### Saved entries
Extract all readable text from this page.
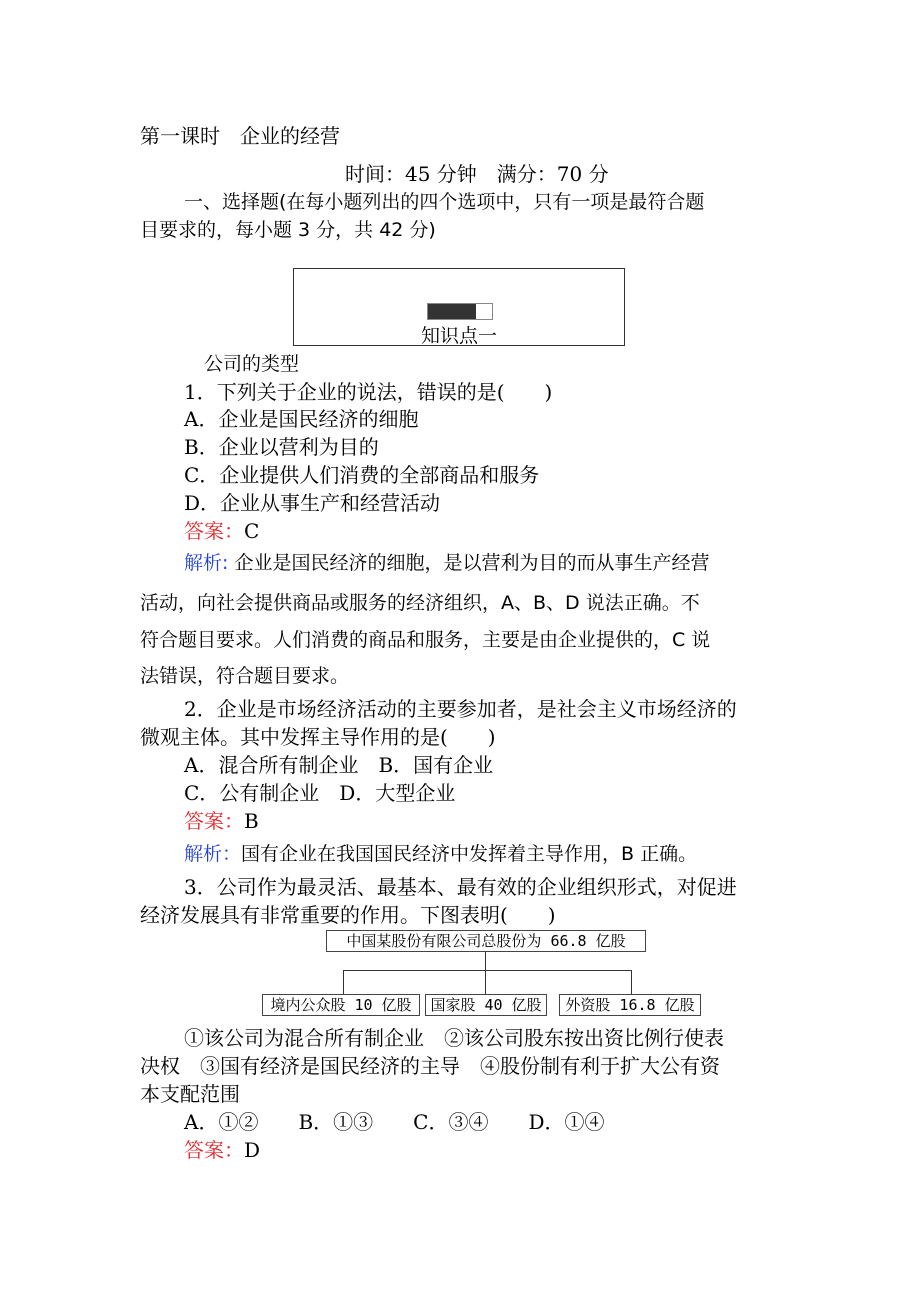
第一课时　企业的经营
时间：45 分钟　满分：70 分
一、选择题(在每小题列出的四个选项中，只有一项是最符合题
目要求的，每小题 3 分，共 42 分)
知识点一
公司的类型
1．下列关于企业的说法，错误的是(　　)
A．企业是国民经济的细胞
B．企业以营利为目的
C．企业提供人们消费的全部商品和服务
D．企业从事生产和经营活动
答案：C
解析: 企业是国民经济的细胞，是以营利为目的而从事生产经营
活动，向社会提供商品或服务的经济组织，A、B、D 说法正确。不
符合题目要求。人们消费的商品和服务，主要是由企业提供的，C 说
法错误，符合题目要求。
2．企业是市场经济活动的主要参加者，是社会主义市场经济的
微观主体。其中发挥主导作用的是(　　)
A．混合所有制企业　B．国有企业
C．公有制企业　D．大型企业
答案：B
解析：国有企业在我国国民经济中发挥着主导作用，B 正确。
3．公司作为最灵活、最基本、最有效的企业组织形式，对促进
经济发展具有非常重要的作用。下图表明(　　)
中国某股份有限公司总股份为 66.8 亿股
境内公众股 10 亿股	国家股 40 亿股	外资股 16.8 亿股
①该公司为混合所有制企业　②该公司股东按出资比例行使表
决权　③国有经济是国民经济的主导　④股份制有利于扩大公有资
本支配范围
A．①②　　B．①③　　C．③④　　D．①④
答案：D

### Your instructions
The pictures should not appear in the copy; every other part of the records above must be returned exactly.

### Result of this exercise
Extract all readable text from this page.
第一课时　企业的经营
时间：45 分钟　满分：70 分
一、选择题(在每小题列出的四个选项中，只有一项是最符合题
目要求的，每小题 3 分，共 42 分)
知识点一
公司的类型
1．下列关于企业的说法，错误的是(　　)
A．企业是国民经济的细胞
B．企业以营利为目的
C．企业提供人们消费的全部商品和服务
D．企业从事生产和经营活动
答案：C
解析: 企业是国民经济的细胞，是以营利为目的而从事生产经营
活动，向社会提供商品或服务的经济组织，A、B、D 说法正确。不
符合题目要求。人们消费的商品和服务，主要是由企业提供的，C 说
法错误，符合题目要求。
2．企业是市场经济活动的主要参加者，是社会主义市场经济的
微观主体。其中发挥主导作用的是(　　)
A．混合所有制企业　B．国有企业
C．公有制企业　D．大型企业
答案：B
解析：国有企业在我国国民经济中发挥着主导作用，B 正确。
3．公司作为最灵活、最基本、最有效的企业组织形式，对促进
经济发展具有非常重要的作用。下图表明(　　)
中国某股份有限公司总股份为 66.8 亿股
境内公众股 10 亿股	国家股 40 亿股	外资股 16.8 亿股
①该公司为混合所有制企业　②该公司股东按出资比例行使表
决权　③国有经济是国民经济的主导　④股份制有利于扩大公有资
本支配范围
A．①②　　B．①③　　C．③④　　D．①④
答案：D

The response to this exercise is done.